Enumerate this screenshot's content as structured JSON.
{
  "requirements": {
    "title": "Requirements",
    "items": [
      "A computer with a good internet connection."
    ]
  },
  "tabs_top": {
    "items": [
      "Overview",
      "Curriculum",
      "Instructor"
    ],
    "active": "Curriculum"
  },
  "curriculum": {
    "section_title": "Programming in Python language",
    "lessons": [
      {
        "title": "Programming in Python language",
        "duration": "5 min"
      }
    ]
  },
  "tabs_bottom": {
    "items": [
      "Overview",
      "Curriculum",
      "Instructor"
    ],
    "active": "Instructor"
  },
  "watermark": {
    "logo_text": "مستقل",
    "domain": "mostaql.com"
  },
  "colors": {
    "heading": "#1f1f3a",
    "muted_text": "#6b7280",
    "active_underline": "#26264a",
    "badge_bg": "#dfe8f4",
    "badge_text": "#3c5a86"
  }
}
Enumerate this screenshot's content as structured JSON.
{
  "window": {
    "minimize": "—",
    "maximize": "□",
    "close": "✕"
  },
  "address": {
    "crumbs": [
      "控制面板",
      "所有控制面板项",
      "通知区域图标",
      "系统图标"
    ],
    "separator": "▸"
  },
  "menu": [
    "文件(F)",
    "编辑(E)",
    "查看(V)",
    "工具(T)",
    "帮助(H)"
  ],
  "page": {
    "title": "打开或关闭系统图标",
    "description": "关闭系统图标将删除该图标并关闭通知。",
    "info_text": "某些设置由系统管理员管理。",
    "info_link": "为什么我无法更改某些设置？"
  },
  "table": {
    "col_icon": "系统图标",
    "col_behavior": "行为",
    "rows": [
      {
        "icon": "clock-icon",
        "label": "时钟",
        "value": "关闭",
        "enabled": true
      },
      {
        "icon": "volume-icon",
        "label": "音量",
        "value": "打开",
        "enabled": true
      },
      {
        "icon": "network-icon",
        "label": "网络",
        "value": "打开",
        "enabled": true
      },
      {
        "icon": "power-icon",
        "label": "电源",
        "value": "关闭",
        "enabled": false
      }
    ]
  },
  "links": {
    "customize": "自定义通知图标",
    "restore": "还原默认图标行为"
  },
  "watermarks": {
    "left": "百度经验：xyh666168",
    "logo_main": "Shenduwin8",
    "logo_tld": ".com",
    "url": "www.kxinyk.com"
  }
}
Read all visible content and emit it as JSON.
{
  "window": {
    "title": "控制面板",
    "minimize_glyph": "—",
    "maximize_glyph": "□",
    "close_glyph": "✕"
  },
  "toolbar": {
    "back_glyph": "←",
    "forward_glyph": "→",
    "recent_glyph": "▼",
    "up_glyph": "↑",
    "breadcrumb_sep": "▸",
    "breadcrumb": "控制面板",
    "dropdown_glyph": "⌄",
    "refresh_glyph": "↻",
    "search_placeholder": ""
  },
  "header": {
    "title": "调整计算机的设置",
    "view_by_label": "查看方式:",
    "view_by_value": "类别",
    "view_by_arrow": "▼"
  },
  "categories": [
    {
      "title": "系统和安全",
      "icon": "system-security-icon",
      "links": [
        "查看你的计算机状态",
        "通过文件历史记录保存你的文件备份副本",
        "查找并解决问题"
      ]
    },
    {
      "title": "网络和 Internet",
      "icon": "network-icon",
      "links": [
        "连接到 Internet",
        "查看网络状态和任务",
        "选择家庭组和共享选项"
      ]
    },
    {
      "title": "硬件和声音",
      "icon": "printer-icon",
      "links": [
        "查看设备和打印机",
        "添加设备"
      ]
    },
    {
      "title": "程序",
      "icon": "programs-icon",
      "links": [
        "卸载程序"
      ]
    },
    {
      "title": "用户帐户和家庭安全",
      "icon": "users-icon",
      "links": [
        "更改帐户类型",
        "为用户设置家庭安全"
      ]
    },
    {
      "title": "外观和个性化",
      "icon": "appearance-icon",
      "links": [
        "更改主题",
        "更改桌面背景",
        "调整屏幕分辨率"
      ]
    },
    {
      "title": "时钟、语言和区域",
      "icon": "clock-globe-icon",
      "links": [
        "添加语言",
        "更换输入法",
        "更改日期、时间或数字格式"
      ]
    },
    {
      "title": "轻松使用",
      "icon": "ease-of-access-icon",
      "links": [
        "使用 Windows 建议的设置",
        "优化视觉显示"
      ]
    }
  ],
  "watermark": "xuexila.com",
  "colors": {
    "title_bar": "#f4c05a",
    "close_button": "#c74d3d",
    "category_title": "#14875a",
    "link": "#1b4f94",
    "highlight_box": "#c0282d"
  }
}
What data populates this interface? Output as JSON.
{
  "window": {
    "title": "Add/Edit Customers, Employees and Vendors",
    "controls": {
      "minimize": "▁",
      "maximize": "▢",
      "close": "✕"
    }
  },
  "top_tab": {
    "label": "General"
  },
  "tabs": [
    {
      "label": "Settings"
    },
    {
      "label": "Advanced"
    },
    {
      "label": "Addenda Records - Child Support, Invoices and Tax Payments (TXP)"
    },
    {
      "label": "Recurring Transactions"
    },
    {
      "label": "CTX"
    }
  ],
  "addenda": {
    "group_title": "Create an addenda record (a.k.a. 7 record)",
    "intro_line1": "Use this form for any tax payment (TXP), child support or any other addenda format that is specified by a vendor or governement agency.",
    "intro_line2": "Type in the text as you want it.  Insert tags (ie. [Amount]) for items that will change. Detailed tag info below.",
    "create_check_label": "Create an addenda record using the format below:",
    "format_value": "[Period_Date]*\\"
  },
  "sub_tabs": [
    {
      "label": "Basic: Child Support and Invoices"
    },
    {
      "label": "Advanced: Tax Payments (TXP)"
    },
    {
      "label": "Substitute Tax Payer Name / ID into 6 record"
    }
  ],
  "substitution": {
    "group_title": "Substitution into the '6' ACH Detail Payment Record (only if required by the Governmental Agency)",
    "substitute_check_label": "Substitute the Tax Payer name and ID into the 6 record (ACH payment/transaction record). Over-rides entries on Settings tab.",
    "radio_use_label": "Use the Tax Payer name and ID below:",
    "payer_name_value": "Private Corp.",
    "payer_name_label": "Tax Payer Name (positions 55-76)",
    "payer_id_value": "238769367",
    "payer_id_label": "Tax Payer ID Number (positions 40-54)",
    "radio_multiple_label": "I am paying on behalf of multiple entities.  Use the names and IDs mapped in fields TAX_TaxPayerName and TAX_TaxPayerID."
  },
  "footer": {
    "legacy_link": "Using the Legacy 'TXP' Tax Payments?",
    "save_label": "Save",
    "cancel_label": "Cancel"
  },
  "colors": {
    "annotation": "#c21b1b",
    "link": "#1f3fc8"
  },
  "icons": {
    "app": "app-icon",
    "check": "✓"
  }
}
------------------------------------
> [Directions] From the first line to the last, please quote the material above exactly.

> [Expected output]
Enumerate this screenshot's content as structured JSON.
{
  "requirements": {
    "title": "Requirements",
    "items": [
      "A computer with a good internet connection."
    ]
  },
  "tabs_top": {
    "items": [
      "Overview",
      "Curriculum",
      "Instructor"
    ],
    "active": "Curriculum"
  },
  "curriculum": {
    "section_title": "Programming in Python language",
    "lessons": [
      {
        "title": "Programming in Python language",
        "duration": "5 min"
      }
    ]
  },
  "tabs_bottom": {
    "items": [
      "Overview",
      "Curriculum",
      "Instructor"
    ],
    "active": "Instructor"
  },
  "watermark": {
    "logo_text": "مستقل",
    "domain": "mostaql.com"
  },
  "colors": {
    "heading": "#1f1f3a",
    "muted_text": "#6b7280",
    "active_underline": "#26264a",
    "badge_bg": "#dfe8f4",
    "badge_text": "#3c5a86"
  }
}
Enumerate this screenshot's content as structured JSON.
{
  "window": {
    "minimize": "—",
    "maximize": "□",
    "close": "✕"
  },
  "address": {
    "crumbs": [
      "控制面板",
      "所有控制面板项",
      "通知区域图标",
      "系统图标"
    ],
    "separator": "▸"
  },
  "menu": [
    "文件(F)",
    "编辑(E)",
    "查看(V)",
    "工具(T)",
    "帮助(H)"
  ],
  "page": {
    "title": "打开或关闭系统图标",
    "description": "关闭系统图标将删除该图标并关闭通知。",
    "info_text": "某些设置由系统管理员管理。",
    "info_link": "为什么我无法更改某些设置？"
  },
  "table": {
    "col_icon": "系统图标",
    "col_behavior": "行为",
    "rows": [
      {
        "icon": "clock-icon",
        "label": "时钟",
        "value": "关闭",
        "enabled": true
      },
      {
        "icon": "volume-icon",
        "label": "音量",
        "value": "打开",
        "enabled": true
      },
      {
        "icon": "network-icon",
        "label": "网络",
        "value": "打开",
        "enabled": true
      },
      {
        "icon": "power-icon",
        "label": "电源",
        "value": "关闭",
        "enabled": false
      }
    ]
  },
  "links": {
    "customize": "自定义通知图标",
    "restore": "还原默认图标行为"
  },
  "watermarks": {
    "left": "百度经验：xyh666168",
    "logo_main": "Shenduwin8",
    "logo_tld": ".com",
    "url": "www.kxinyk.com"
  }
}
Read all visible content and emit it as JSON.
{
  "window": {
    "title": "控制面板",
    "minimize_glyph": "—",
    "maximize_glyph": "□",
    "close_glyph": "✕"
  },
  "toolbar": {
    "back_glyph": "←",
    "forward_glyph": "→",
    "recent_glyph": "▼",
    "up_glyph": "↑",
    "breadcrumb_sep": "▸",
    "breadcrumb": "控制面板",
    "dropdown_glyph": "⌄",
    "refresh_glyph": "↻",
    "search_placeholder": ""
  },
  "header": {
    "title": "调整计算机的设置",
    "view_by_label": "查看方式:",
    "view_by_value": "类别",
    "view_by_arrow": "▼"
  },
  "categories": [
    {
      "title": "系统和安全",
      "icon": "system-security-icon",
      "links": [
        "查看你的计算机状态",
        "通过文件历史记录保存你的文件备份副本",
        "查找并解决问题"
      ]
    },
    {
      "title": "网络和 Internet",
      "icon": "network-icon",
      "links": [
        "连接到 Internet",
        "查看网络状态和任务",
        "选择家庭组和共享选项"
      ]
    },
    {
      "title": "硬件和声音",
      "icon": "printer-icon",
      "links": [
        "查看设备和打印机",
        "添加设备"
      ]
    },
    {
      "title": "程序",
      "icon": "programs-icon",
      "links": [
        "卸载程序"
      ]
    },
    {
      "title": "用户帐户和家庭安全",
      "icon": "users-icon",
      "links": [
        "更改帐户类型",
        "为用户设置家庭安全"
      ]
    },
    {
      "title": "外观和个性化",
      "icon": "appearance-icon",
      "links": [
        "更改主题",
        "更改桌面背景",
        "调整屏幕分辨率"
      ]
    },
    {
      "title": "时钟、语言和区域",
      "icon": "clock-globe-icon",
      "links": [
        "添加语言",
        "更换输入法",
        "更改日期、时间或数字格式"
      ]
    },
    {
      "title": "轻松使用",
      "icon": "ease-of-access-icon",
      "links": [
        "使用 Windows 建议的设置",
        "优化视觉显示"
      ]
    }
  ],
  "watermark": "xuexila.com",
  "colors": {
    "title_bar": "#f4c05a",
    "close_button": "#c74d3d",
    "category_title": "#14875a",
    "link": "#1b4f94",
    "highlight_box": "#c0282d"
  }
}
What data populates this interface? Output as JSON.
{
  "window": {
    "title": "Add/Edit Customers, Employees and Vendors",
    "controls": {
      "minimize": "▁",
      "maximize": "▢",
      "close": "✕"
    }
  },
  "top_tab": {
    "label": "General"
  },
  "tabs": [
    {
      "label": "Settings"
    },
    {
      "label": "Advanced"
    },
    {
      "label": "Addenda Records - Child Support, Invoices and Tax Payments (TXP)"
    },
    {
      "label": "Recurring Transactions"
    },
    {
      "label": "CTX"
    }
  ],
  "addenda": {
    "group_title": "Create an addenda record (a.k.a. 7 record)",
    "intro_line1": "Use this form for any tax payment (TXP), child support or any other addenda format that is specified by a vendor or governement agency.",
    "intro_line2": "Type in the text as you want it.  Insert tags (ie. [Amount]) for items that will change. Detailed tag info below.",
    "create_check_label": "Create an addenda record using the format below:",
    "format_value": "[Period_Date]*\\"
  },
  "sub_tabs": [
    {
      "label": "Basic: Child Support and Invoices"
    },
    {
      "label": "Advanced: Tax Payments (TXP)"
    },
    {
      "label": "Substitute Tax Payer Name / ID into 6 record"
    }
  ],
  "substitution": {
    "group_title": "Substitution into the '6' ACH Detail Payment Record (only if required by the Governmental Agency)",
    "substitute_check_label": "Substitute the Tax Payer name and ID into the 6 record (ACH payment/transaction record). Over-rides entries on Settings tab.",
    "radio_use_label": "Use the Tax Payer name and ID below:",
    "payer_name_value": "Private Corp.",
    "payer_name_label": "Tax Payer Name (positions 55-76)",
    "payer_id_value": "238769367",
    "payer_id_label": "Tax Payer ID Number (positions 40-54)",
    "radio_multiple_label": "I am paying on behalf of multiple entities.  Use the names and IDs mapped in fields TAX_TaxPayerName and TAX_TaxPayerID."
  },
  "footer": {
    "legacy_link": "Using the Legacy 'TXP' Tax Payments?",
    "save_label": "Save",
    "cancel_label": "Cancel"
  },
  "colors": {
    "annotation": "#c21b1b",
    "link": "#1f3fc8"
  },
  "icons": {
    "app": "app-icon",
    "check": "✓"
  }
}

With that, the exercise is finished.